• Task brief
Write out each record below exactly as it appears, with no pictures.

_ _ _ _ _ _ _

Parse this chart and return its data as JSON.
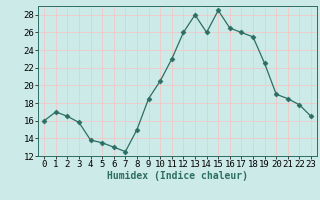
{
  "x": [
    0,
    1,
    2,
    3,
    4,
    5,
    6,
    7,
    8,
    9,
    10,
    11,
    12,
    13,
    14,
    15,
    16,
    17,
    18,
    19,
    20,
    21,
    22,
    23
  ],
  "y": [
    16.0,
    17.0,
    16.5,
    15.8,
    13.8,
    13.5,
    13.0,
    12.5,
    15.0,
    18.5,
    20.5,
    23.0,
    26.0,
    28.0,
    26.0,
    28.5,
    26.5,
    26.0,
    25.5,
    22.5,
    19.0,
    18.5,
    17.8,
    16.5
  ],
  "line_color": "#2d6e63",
  "marker": "D",
  "marker_size": 2.5,
  "bg_color": "#cceae8",
  "grid_color": "#f0c8c8",
  "xlabel": "Humidex (Indice chaleur)",
  "ylim": [
    12,
    29
  ],
  "xlim": [
    -0.5,
    23.5
  ],
  "yticks": [
    12,
    14,
    16,
    18,
    20,
    22,
    24,
    26,
    28
  ],
  "xticks": [
    0,
    1,
    2,
    3,
    4,
    5,
    6,
    7,
    8,
    9,
    10,
    11,
    12,
    13,
    14,
    15,
    16,
    17,
    18,
    19,
    20,
    21,
    22,
    23
  ],
  "label_fontsize": 7,
  "tick_fontsize": 6.5
}
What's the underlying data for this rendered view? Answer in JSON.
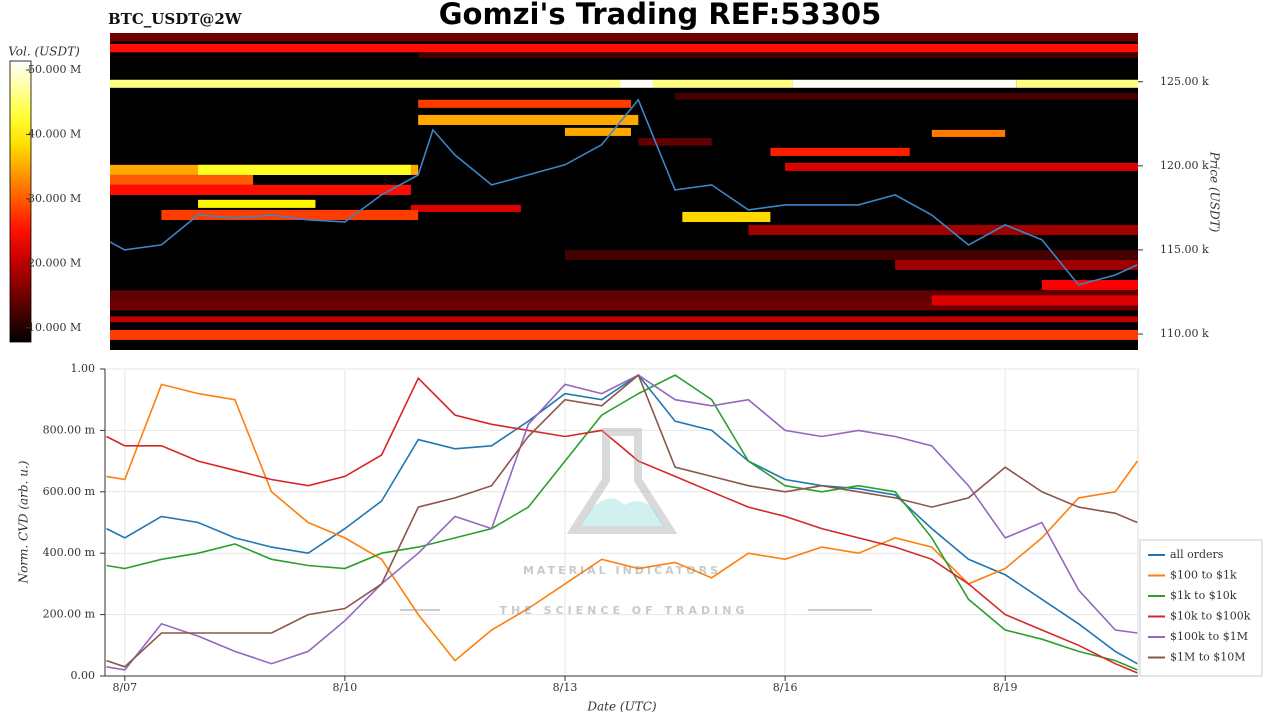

_ _ _ _ _ _ _

• Task solution
Parse this chart and return its data as JSON.
{
  "x": [
    0,
    1,
    2,
    3,
    4,
    5,
    6,
    7,
    8,
    9,
    10,
    11,
    12,
    13,
    14,
    15,
    16,
    17,
    18,
    19,
    20,
    21,
    22,
    23
  ],
  "y": [
    16.0,
    17.0,
    16.5,
    15.8,
    13.8,
    13.5,
    13.0,
    12.5,
    15.0,
    18.5,
    20.5,
    23.0,
    26.0,
    28.0,
    26.0,
    28.5,
    26.5,
    26.0,
    25.5,
    22.5,
    19.0,
    18.5,
    17.8,
    16.5
  ],
  "line_color": "#2d6e63",
  "marker": "D",
  "marker_size": 2.5,
  "bg_color": "#cceae8",
  "grid_color": "#f0c8c8",
  "xlabel": "Humidex (Indice chaleur)",
  "ylim": [
    12,
    29
  ],
  "xlim": [
    -0.5,
    23.5
  ],
  "yticks": [
    12,
    14,
    16,
    18,
    20,
    22,
    24,
    26,
    28
  ],
  "xticks": [
    0,
    1,
    2,
    3,
    4,
    5,
    6,
    7,
    8,
    9,
    10,
    11,
    12,
    13,
    14,
    15,
    16,
    17,
    18,
    19,
    20,
    21,
    22,
    23
  ],
  "label_fontsize": 7,
  "tick_fontsize": 6.5
}
What's the underlying data for this rendered view? Answer in JSON.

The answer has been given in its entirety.